* _Given instruction_
Reproduce all entries precisely, down to the last character.

○ ○ ○

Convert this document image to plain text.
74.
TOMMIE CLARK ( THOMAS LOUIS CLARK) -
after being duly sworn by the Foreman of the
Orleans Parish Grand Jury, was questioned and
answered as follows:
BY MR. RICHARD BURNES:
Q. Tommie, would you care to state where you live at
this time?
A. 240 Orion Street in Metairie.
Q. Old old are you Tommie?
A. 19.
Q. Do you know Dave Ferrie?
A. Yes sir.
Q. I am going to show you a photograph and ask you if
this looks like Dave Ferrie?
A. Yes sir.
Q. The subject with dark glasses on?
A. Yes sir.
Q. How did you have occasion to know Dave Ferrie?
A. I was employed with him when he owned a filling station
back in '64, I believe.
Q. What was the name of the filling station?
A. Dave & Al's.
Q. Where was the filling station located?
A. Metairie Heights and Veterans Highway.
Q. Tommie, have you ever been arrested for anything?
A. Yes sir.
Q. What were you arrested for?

○ ○ ○

* _Complete output_
Convert this document image to plain text.
74.
TOMMIE CLARK ( THOMAS LOUIS CLARK) -
after being duly sworn by the Foreman of the
Orleans Parish Grand Jury, was questioned and
answered as follows:
BY MR. RICHARD BURNES:
Q. Tommie, would you care to state where you live at
this time?
A. 240 Orion Street in Metairie.
Q. Old old are you Tommie?
A. 19.
Q. Do you know Dave Ferrie?
A. Yes sir.
Q. I am going to show you a photograph and ask you if
this looks like Dave Ferrie?
A. Yes sir.
Q. The subject with dark glasses on?
A. Yes sir.
Q. How did you have occasion to know Dave Ferrie?
A. I was employed with him when he owned a filling station
back in '64, I believe.
Q. What was the name of the filling station?
A. Dave & Al's.
Q. Where was the filling station located?
A. Metairie Heights and Veterans Highway.
Q. Tommie, have you ever been arrested for anything?
A. Yes sir.
Q. What were you arrested for?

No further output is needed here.